** BEGIN Entries shown **

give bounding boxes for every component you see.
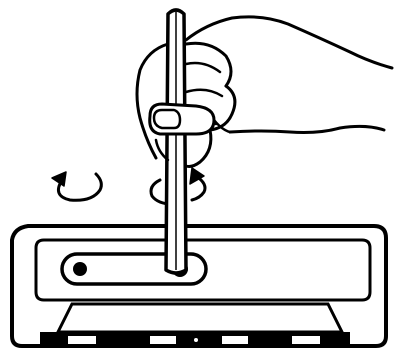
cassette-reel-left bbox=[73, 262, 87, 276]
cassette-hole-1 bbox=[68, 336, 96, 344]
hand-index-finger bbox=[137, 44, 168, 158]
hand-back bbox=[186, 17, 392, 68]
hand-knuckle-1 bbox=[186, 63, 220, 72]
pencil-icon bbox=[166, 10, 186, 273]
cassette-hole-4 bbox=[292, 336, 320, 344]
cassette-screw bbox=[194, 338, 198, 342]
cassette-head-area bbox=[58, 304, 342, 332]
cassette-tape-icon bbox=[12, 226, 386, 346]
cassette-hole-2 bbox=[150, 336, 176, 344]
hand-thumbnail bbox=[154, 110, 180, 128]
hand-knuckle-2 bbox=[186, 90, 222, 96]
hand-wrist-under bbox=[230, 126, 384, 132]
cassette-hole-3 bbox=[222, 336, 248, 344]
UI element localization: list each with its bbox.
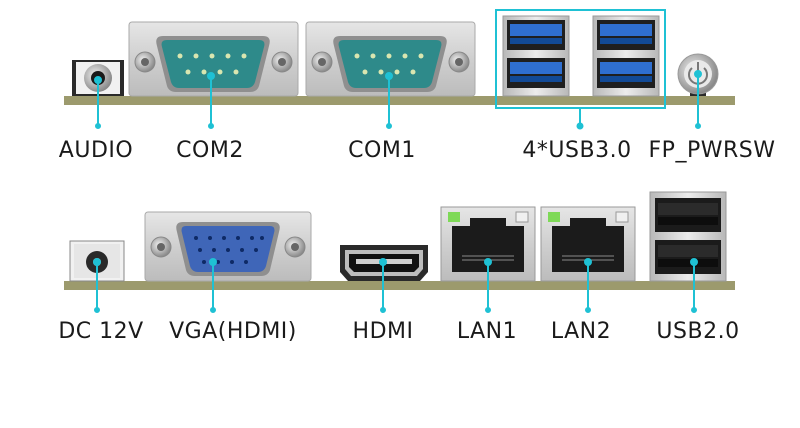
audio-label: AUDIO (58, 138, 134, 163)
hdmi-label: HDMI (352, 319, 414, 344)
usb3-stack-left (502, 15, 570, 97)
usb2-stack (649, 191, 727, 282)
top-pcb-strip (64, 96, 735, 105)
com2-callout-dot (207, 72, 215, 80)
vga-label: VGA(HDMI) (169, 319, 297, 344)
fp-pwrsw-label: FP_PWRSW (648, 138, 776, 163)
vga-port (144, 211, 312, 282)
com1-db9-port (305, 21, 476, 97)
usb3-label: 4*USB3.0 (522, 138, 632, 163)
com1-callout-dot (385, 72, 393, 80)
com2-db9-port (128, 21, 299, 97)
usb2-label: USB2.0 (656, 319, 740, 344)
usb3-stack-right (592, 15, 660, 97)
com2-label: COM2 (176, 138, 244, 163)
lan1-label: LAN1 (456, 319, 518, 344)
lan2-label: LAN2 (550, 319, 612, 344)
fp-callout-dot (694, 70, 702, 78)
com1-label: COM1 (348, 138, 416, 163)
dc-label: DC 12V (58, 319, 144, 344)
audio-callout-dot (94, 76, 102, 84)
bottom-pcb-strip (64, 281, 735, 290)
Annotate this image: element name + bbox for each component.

** END Entries shown **

__Task__
Transcribe every line of the material above verbatim, leaving out the pictures.

__Answer to the exercise__
give bounding boxes for every component you see.
cassette-reel-left bbox=[73, 262, 87, 276]
cassette-hole-1 bbox=[68, 336, 96, 344]
hand-index-finger bbox=[137, 44, 168, 158]
hand-back bbox=[186, 17, 392, 68]
hand-knuckle-1 bbox=[186, 63, 220, 72]
pencil-icon bbox=[166, 10, 186, 273]
cassette-hole-4 bbox=[292, 336, 320, 344]
cassette-screw bbox=[194, 338, 198, 342]
cassette-head-area bbox=[58, 304, 342, 332]
cassette-tape-icon bbox=[12, 226, 386, 346]
cassette-hole-2 bbox=[150, 336, 176, 344]
hand-thumbnail bbox=[154, 110, 180, 128]
hand-knuckle-2 bbox=[186, 90, 222, 96]
hand-wrist-under bbox=[230, 126, 384, 132]
cassette-hole-3 bbox=[222, 336, 248, 344]
UI element localization: list each with its bbox.
audio-label: AUDIO (58, 138, 134, 163)
hdmi-label: HDMI (352, 319, 414, 344)
usb3-stack-left (502, 15, 570, 97)
usb2-stack (649, 191, 727, 282)
top-pcb-strip (64, 96, 735, 105)
com2-callout-dot (207, 72, 215, 80)
vga-label: VGA(HDMI) (169, 319, 297, 344)
fp-pwrsw-label: FP_PWRSW (648, 138, 776, 163)
vga-port (144, 211, 312, 282)
com1-db9-port (305, 21, 476, 97)
usb3-label: 4*USB3.0 (522, 138, 632, 163)
com1-callout-dot (385, 72, 393, 80)
com2-db9-port (128, 21, 299, 97)
usb2-label: USB2.0 (656, 319, 740, 344)
usb3-stack-right (592, 15, 660, 97)
com2-label: COM2 (176, 138, 244, 163)
lan1-label: LAN1 (456, 319, 518, 344)
lan2-label: LAN2 (550, 319, 612, 344)
fp-callout-dot (694, 70, 702, 78)
com1-label: COM1 (348, 138, 416, 163)
dc-label: DC 12V (58, 319, 144, 344)
audio-callout-dot (94, 76, 102, 84)
bottom-pcb-strip (64, 281, 735, 290)
Annotate this image: element name + bbox for each component.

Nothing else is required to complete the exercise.